### To be done
Where a line contains the word "source", copy that line.

◆ ◆ ◆ ◆ ◆

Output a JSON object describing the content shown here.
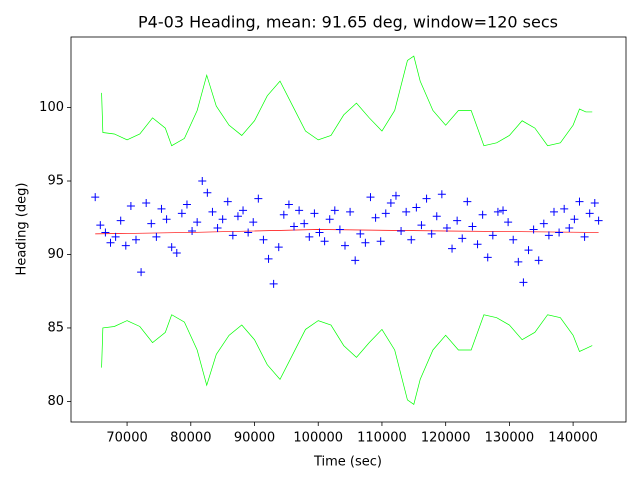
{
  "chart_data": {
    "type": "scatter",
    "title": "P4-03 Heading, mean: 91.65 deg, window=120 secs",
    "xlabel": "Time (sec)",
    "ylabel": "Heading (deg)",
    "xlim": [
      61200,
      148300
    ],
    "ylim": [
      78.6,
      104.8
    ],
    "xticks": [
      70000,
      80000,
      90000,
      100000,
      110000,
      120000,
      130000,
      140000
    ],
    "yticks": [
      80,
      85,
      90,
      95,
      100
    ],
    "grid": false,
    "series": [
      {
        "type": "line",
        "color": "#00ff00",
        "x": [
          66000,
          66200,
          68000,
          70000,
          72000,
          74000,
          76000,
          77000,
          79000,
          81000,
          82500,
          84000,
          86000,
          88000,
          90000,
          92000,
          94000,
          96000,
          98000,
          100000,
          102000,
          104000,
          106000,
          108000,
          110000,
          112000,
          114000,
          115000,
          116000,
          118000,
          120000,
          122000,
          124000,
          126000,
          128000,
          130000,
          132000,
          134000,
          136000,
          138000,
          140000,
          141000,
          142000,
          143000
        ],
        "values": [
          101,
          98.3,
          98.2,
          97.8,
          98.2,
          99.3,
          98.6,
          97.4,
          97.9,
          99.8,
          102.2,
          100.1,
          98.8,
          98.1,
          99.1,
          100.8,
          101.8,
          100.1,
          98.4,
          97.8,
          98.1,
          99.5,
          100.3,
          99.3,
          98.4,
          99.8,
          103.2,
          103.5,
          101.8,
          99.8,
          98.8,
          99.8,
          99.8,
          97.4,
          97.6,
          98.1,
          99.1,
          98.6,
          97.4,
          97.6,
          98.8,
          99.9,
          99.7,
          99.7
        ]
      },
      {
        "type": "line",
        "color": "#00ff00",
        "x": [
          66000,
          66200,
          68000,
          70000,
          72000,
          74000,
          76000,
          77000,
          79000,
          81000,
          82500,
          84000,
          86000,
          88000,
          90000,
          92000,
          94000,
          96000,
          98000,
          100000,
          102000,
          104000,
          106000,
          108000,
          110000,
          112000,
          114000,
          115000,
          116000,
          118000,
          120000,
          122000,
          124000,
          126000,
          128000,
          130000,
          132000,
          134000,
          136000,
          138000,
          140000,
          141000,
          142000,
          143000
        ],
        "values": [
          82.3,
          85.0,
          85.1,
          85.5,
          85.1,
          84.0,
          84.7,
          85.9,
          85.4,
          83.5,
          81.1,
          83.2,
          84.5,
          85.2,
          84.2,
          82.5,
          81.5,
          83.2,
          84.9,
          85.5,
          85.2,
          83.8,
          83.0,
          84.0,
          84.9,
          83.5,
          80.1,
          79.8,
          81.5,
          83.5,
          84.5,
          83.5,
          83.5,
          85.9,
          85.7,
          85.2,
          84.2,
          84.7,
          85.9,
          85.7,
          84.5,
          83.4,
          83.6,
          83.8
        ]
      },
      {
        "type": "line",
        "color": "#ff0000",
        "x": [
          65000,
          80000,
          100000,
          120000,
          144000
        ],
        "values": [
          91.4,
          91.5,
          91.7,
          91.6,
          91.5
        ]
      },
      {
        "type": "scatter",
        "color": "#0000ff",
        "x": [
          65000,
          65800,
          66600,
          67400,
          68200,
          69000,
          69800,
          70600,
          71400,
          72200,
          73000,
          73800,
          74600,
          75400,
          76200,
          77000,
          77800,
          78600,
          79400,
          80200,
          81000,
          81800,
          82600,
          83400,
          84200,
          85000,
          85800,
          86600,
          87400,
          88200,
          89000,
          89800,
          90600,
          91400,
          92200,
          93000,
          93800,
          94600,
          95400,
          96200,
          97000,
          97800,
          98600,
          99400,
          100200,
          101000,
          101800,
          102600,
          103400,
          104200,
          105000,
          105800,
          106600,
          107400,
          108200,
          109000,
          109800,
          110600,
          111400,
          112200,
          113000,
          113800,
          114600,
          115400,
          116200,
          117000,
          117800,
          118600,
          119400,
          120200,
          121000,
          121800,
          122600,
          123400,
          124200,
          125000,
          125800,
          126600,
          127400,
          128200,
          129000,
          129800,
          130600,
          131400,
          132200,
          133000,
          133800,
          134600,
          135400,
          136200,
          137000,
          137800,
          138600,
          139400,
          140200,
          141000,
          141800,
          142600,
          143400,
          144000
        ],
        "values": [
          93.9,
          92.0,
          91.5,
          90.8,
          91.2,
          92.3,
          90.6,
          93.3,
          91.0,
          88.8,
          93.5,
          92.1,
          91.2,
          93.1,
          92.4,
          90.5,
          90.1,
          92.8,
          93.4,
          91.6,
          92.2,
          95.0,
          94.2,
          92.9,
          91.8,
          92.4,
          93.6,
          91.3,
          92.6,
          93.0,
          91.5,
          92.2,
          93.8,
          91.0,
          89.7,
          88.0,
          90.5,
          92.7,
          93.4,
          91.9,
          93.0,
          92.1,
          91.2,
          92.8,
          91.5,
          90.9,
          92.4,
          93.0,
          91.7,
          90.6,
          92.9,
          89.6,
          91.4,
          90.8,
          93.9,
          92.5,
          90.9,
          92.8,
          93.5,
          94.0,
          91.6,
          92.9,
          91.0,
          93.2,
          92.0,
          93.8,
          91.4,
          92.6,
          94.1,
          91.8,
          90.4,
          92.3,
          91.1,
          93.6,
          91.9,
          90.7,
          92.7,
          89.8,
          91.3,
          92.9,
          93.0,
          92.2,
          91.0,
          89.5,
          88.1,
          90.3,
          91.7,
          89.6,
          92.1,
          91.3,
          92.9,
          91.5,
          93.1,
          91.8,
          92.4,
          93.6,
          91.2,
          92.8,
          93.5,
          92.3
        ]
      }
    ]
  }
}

◆ ◆ ◆ ◆ ◆

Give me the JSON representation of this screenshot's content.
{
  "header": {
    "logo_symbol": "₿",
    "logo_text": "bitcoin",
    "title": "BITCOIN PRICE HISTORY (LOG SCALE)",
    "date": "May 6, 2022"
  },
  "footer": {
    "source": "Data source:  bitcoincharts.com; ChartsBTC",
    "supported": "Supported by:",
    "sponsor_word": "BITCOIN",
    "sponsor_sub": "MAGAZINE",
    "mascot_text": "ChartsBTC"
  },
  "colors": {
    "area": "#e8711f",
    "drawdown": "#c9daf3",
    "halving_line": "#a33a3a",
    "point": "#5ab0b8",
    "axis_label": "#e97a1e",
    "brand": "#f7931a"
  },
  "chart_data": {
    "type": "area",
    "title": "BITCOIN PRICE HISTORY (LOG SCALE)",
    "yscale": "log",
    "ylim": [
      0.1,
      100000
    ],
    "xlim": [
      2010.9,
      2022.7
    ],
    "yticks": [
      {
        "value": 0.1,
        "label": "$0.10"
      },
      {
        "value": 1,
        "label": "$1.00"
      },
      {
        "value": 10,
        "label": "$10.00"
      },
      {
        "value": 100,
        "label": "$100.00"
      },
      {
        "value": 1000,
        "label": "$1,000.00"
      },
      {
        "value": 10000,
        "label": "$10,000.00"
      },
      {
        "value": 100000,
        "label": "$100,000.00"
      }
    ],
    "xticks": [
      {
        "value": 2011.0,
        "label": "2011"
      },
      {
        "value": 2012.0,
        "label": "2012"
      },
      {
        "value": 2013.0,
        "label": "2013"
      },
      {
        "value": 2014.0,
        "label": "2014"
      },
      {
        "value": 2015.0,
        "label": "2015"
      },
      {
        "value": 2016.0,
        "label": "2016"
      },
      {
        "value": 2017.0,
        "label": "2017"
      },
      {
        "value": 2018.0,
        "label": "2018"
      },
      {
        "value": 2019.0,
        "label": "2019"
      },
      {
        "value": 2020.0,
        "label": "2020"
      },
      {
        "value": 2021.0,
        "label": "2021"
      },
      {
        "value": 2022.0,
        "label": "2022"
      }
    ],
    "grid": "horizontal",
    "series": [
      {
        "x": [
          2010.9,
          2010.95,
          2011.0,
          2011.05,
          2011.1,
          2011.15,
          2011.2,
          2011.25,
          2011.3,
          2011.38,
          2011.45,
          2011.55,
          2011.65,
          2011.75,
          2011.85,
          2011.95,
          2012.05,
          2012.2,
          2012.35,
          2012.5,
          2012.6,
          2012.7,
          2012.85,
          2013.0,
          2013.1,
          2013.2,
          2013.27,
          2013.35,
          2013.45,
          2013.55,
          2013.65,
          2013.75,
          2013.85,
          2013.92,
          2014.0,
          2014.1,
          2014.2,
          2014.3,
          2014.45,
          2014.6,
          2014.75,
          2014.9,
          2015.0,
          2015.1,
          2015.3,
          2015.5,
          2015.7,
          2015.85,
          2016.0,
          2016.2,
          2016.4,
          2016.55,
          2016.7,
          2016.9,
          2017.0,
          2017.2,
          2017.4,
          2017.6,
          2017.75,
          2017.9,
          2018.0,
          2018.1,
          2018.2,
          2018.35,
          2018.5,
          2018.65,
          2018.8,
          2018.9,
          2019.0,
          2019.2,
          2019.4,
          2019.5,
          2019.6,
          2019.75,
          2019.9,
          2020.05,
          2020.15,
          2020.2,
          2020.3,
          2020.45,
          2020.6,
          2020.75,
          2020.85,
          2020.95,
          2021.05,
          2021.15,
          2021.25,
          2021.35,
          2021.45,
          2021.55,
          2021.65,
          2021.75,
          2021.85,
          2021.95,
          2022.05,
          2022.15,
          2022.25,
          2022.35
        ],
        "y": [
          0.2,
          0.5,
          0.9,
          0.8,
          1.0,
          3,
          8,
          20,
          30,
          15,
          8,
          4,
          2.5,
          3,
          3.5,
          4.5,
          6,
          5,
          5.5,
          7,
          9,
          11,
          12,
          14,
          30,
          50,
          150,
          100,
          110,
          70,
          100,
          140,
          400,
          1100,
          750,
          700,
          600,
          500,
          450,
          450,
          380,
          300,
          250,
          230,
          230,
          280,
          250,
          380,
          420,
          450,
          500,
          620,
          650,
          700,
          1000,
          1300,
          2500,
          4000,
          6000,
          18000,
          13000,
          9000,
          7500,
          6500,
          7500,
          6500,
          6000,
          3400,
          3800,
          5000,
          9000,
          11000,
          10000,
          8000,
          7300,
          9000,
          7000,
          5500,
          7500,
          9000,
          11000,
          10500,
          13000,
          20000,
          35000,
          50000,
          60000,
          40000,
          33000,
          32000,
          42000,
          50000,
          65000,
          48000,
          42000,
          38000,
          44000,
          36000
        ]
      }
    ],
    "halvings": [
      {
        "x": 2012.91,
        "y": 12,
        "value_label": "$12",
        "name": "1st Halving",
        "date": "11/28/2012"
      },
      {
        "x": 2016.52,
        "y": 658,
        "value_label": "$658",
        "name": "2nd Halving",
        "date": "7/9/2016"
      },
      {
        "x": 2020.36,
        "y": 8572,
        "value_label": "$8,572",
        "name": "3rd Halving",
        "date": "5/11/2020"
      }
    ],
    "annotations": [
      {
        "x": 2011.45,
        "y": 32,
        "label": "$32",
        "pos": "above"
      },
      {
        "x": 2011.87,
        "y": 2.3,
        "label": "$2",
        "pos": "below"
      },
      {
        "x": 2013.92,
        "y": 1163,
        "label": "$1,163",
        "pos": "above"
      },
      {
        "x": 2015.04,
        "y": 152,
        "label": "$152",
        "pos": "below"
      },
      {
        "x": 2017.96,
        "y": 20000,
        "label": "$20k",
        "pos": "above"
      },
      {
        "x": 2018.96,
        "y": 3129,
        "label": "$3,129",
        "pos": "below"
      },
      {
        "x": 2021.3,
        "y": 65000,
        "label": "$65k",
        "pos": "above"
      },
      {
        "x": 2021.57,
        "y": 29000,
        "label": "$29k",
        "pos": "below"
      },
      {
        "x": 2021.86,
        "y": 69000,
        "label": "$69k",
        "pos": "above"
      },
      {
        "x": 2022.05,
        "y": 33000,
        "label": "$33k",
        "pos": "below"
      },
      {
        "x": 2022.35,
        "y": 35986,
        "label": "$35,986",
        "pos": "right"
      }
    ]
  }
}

◆ ◆ ◆ ◆ ◆

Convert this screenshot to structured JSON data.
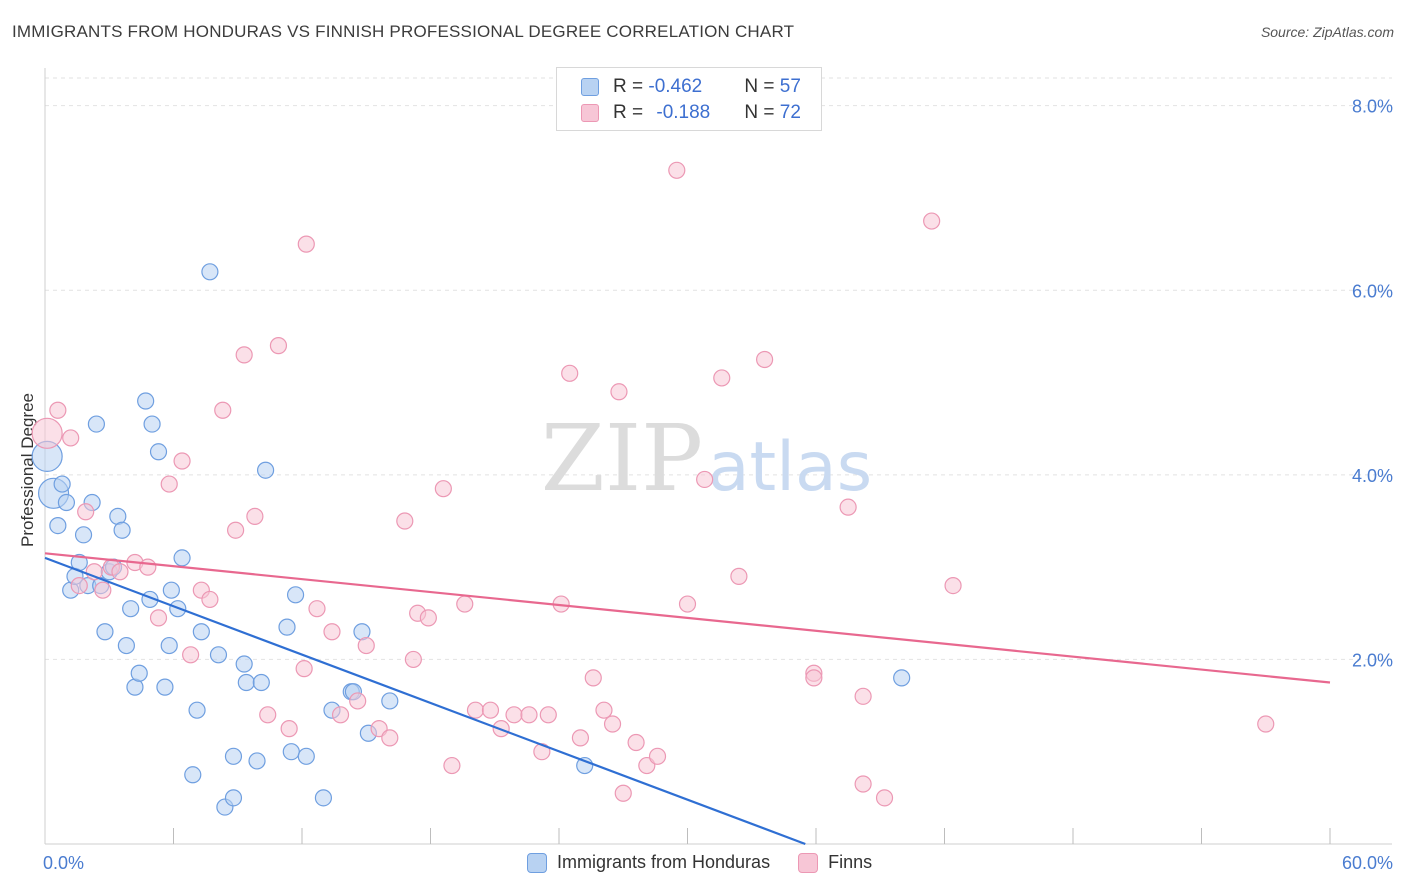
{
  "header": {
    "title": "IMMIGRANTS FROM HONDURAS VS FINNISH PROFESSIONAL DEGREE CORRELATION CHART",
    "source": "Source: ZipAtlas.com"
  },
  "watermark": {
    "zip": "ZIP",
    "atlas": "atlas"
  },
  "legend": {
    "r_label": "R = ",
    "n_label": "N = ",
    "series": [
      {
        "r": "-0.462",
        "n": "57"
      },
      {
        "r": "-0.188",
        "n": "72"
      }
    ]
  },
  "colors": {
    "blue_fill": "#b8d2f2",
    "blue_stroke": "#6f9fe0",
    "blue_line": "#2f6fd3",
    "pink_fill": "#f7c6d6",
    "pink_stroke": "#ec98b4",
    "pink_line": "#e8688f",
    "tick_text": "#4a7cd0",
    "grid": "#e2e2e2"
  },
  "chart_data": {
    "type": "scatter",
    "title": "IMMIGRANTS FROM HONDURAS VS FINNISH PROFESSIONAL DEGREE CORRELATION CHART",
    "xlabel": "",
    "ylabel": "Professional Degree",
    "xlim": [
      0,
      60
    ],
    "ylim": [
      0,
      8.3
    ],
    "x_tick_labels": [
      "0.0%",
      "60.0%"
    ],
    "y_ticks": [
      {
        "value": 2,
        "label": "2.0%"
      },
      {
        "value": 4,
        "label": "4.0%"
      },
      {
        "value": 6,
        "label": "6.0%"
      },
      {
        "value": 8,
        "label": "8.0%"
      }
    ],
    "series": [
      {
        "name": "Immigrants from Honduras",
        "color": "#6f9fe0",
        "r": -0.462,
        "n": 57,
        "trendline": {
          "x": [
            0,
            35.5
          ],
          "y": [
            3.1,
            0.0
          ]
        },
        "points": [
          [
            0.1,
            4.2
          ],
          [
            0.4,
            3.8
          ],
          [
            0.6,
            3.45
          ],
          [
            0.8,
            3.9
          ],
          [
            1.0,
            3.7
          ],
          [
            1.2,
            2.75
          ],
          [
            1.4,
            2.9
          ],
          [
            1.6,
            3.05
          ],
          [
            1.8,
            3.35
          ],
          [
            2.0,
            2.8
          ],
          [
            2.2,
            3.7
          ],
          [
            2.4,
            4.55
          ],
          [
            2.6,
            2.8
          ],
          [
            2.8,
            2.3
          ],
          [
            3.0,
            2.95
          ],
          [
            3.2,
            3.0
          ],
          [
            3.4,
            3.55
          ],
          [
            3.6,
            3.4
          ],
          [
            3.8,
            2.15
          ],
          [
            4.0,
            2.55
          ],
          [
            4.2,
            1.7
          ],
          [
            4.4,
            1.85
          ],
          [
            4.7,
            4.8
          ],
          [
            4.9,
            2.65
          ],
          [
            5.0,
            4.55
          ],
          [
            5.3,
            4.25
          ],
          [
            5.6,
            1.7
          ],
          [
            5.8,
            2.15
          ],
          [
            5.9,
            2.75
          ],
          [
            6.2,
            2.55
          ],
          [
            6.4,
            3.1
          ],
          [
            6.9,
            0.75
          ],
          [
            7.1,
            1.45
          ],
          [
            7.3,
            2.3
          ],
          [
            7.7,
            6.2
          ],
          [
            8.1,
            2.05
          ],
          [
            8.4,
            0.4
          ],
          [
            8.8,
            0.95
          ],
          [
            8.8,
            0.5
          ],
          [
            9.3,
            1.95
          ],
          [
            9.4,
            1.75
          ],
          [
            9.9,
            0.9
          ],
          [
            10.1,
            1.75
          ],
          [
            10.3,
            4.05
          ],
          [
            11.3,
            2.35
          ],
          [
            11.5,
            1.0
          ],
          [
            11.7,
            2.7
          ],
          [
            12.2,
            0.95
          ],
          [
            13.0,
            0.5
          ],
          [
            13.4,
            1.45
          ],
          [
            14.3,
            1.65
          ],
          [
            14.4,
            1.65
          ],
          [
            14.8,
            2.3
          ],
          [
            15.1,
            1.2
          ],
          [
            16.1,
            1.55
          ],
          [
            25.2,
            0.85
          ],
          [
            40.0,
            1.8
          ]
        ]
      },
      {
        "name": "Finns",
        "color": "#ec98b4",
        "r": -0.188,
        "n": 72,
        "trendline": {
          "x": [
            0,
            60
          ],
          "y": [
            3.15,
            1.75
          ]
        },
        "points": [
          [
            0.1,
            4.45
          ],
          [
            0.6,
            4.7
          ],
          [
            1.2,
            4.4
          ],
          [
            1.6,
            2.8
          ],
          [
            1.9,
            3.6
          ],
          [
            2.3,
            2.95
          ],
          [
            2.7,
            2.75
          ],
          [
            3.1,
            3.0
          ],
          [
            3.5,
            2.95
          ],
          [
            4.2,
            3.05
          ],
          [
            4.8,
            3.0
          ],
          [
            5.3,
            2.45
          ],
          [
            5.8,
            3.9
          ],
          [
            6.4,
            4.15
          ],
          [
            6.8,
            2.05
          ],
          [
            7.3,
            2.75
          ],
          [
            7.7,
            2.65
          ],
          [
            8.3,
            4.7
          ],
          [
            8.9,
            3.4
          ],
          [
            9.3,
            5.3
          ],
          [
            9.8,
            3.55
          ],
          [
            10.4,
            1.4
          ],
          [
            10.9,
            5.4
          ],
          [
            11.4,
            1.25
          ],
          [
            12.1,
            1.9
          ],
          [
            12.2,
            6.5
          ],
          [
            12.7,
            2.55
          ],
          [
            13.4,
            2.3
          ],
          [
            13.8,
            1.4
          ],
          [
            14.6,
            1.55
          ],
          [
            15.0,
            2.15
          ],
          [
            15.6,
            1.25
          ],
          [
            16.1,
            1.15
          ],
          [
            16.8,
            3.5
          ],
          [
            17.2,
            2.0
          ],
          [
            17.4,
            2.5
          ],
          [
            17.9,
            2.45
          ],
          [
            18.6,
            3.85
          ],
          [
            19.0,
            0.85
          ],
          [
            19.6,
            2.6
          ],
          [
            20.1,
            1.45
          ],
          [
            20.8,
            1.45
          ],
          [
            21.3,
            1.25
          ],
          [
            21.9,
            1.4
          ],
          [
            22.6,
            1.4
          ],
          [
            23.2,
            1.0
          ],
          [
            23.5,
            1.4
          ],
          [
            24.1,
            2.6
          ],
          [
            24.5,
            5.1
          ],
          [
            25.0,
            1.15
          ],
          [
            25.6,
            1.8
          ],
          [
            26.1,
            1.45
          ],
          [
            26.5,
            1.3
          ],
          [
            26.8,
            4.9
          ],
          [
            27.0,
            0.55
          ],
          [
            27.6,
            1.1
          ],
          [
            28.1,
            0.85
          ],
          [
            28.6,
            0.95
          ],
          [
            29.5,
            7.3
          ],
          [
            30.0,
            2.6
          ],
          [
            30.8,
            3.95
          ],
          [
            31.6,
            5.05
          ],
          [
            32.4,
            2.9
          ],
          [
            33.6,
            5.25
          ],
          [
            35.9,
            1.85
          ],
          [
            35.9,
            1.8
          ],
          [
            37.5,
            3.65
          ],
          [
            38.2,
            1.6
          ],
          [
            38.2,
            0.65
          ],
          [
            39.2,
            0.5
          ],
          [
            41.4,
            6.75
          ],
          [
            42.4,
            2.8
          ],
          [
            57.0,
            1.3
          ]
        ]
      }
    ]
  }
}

◆ ◆ ◆ ◆ ◆

### Expected answer
    "source": "Data source:  bitcoincharts.com; ChartsBTC",
    "source": "Source: ZipAtlas.com"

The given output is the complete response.